→ **Requirement**
Give all of the lines again, with nothing added or dropped.

--- --- ---

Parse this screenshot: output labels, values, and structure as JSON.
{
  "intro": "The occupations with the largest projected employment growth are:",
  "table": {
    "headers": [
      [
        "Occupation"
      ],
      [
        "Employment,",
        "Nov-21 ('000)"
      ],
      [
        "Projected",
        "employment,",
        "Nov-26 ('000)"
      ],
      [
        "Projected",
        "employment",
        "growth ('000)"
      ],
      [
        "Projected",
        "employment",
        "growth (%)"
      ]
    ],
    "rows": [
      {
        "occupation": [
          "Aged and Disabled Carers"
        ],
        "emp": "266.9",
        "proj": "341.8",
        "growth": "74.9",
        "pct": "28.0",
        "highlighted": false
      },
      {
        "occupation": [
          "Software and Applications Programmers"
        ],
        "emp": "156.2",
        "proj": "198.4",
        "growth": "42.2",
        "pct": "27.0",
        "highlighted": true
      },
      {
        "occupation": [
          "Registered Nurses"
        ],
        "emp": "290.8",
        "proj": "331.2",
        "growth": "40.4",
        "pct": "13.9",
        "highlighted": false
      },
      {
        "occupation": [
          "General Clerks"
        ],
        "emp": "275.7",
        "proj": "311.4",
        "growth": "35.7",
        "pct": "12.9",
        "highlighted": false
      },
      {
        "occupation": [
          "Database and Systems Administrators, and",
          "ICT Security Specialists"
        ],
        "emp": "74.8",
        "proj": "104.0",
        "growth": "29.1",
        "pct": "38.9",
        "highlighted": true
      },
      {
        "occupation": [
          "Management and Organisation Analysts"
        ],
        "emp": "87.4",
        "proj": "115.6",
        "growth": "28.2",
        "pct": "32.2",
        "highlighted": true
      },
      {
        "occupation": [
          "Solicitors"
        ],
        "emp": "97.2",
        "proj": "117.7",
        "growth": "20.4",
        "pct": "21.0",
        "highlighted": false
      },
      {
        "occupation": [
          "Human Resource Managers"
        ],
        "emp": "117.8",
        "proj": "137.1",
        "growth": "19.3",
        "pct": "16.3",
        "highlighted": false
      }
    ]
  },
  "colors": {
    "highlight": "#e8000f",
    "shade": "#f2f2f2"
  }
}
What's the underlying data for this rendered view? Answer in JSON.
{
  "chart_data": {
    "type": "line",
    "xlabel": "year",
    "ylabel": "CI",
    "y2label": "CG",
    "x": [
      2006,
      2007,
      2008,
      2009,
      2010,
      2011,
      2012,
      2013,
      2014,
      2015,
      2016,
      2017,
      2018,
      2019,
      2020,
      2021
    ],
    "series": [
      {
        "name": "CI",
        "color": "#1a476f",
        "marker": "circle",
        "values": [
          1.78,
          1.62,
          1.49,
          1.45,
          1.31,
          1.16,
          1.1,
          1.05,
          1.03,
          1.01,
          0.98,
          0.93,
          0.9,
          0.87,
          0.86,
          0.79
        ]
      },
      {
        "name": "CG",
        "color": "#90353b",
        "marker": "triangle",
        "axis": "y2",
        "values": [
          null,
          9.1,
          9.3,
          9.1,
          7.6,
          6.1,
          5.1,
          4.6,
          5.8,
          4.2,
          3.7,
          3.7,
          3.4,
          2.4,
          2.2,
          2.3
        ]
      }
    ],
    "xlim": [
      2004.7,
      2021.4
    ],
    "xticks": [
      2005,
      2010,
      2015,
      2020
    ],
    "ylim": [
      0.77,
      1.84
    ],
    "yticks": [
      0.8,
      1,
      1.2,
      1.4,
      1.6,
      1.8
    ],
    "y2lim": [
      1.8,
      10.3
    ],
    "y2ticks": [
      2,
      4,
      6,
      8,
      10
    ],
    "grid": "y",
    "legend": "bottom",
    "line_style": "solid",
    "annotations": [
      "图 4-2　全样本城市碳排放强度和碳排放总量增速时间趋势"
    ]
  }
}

--- --- ---

→ **The result**
Parse this screenshot: output labels, values, and structure as JSON.
{
  "intro": "The occupations with the largest projected employment growth are:",
  "table": {
    "headers": [
      [
        "Occupation"
      ],
      [
        "Employment,",
        "Nov-21 ('000)"
      ],
      [
        "Projected",
        "employment,",
        "Nov-26 ('000)"
      ],
      [
        "Projected",
        "employment",
        "growth ('000)"
      ],
      [
        "Projected",
        "employment",
        "growth (%)"
      ]
    ],
    "rows": [
      {
        "occupation": [
          "Aged and Disabled Carers"
        ],
        "emp": "266.9",
        "proj": "341.8",
        "growth": "74.9",
        "pct": "28.0",
        "highlighted": false
      },
      {
        "occupation": [
          "Software and Applications Programmers"
        ],
        "emp": "156.2",
        "proj": "198.4",
        "growth": "42.2",
        "pct": "27.0",
        "highlighted": true
      },
      {
        "occupation": [
          "Registered Nurses"
        ],
        "emp": "290.8",
        "proj": "331.2",
        "growth": "40.4",
        "pct": "13.9",
        "highlighted": false
      },
      {
        "occupation": [
          "General Clerks"
        ],
        "emp": "275.7",
        "proj": "311.4",
        "growth": "35.7",
        "pct": "12.9",
        "highlighted": false
      },
      {
        "occupation": [
          "Database and Systems Administrators, and",
          "ICT Security Specialists"
        ],
        "emp": "74.8",
        "proj": "104.0",
        "growth": "29.1",
        "pct": "38.9",
        "highlighted": true
      },
      {
        "occupation": [
          "Management and Organisation Analysts"
        ],
        "emp": "87.4",
        "proj": "115.6",
        "growth": "28.2",
        "pct": "32.2",
        "highlighted": true
      },
      {
        "occupation": [
          "Solicitors"
        ],
        "emp": "97.2",
        "proj": "117.7",
        "growth": "20.4",
        "pct": "21.0",
        "highlighted": false
      },
      {
        "occupation": [
          "Human Resource Managers"
        ],
        "emp": "117.8",
        "proj": "137.1",
        "growth": "19.3",
        "pct": "16.3",
        "highlighted": false
      }
    ]
  },
  "colors": {
    "highlight": "#e8000f",
    "shade": "#f2f2f2"
  }
}
What's the underlying data for this rendered view? Answer in JSON.
{
  "chart_data": {
    "type": "line",
    "xlabel": "year",
    "ylabel": "CI",
    "y2label": "CG",
    "x": [
      2006,
      2007,
      2008,
      2009,
      2010,
      2011,
      2012,
      2013,
      2014,
      2015,
      2016,
      2017,
      2018,
      2019,
      2020,
      2021
    ],
    "series": [
      {
        "name": "CI",
        "color": "#1a476f",
        "marker": "circle",
        "values": [
          1.78,
          1.62,
          1.49,
          1.45,
          1.31,
          1.16,
          1.1,
          1.05,
          1.03,
          1.01,
          0.98,
          0.93,
          0.9,
          0.87,
          0.86,
          0.79
        ]
      },
      {
        "name": "CG",
        "color": "#90353b",
        "marker": "triangle",
        "axis": "y2",
        "values": [
          null,
          9.1,
          9.3,
          9.1,
          7.6,
          6.1,
          5.1,
          4.6,
          5.8,
          4.2,
          3.7,
          3.7,
          3.4,
          2.4,
          2.2,
          2.3
        ]
      }
    ],
    "xlim": [
      2004.7,
      2021.4
    ],
    "xticks": [
      2005,
      2010,
      2015,
      2020
    ],
    "ylim": [
      0.77,
      1.84
    ],
    "yticks": [
      0.8,
      1,
      1.2,
      1.4,
      1.6,
      1.8
    ],
    "y2lim": [
      1.8,
      10.3
    ],
    "y2ticks": [
      2,
      4,
      6,
      8,
      10
    ],
    "grid": "y",
    "legend": "bottom",
    "line_style": "solid",
    "annotations": [
      "图 4-2　全样本城市碳排放强度和碳排放总量增速时间趋势"
    ]
  }
}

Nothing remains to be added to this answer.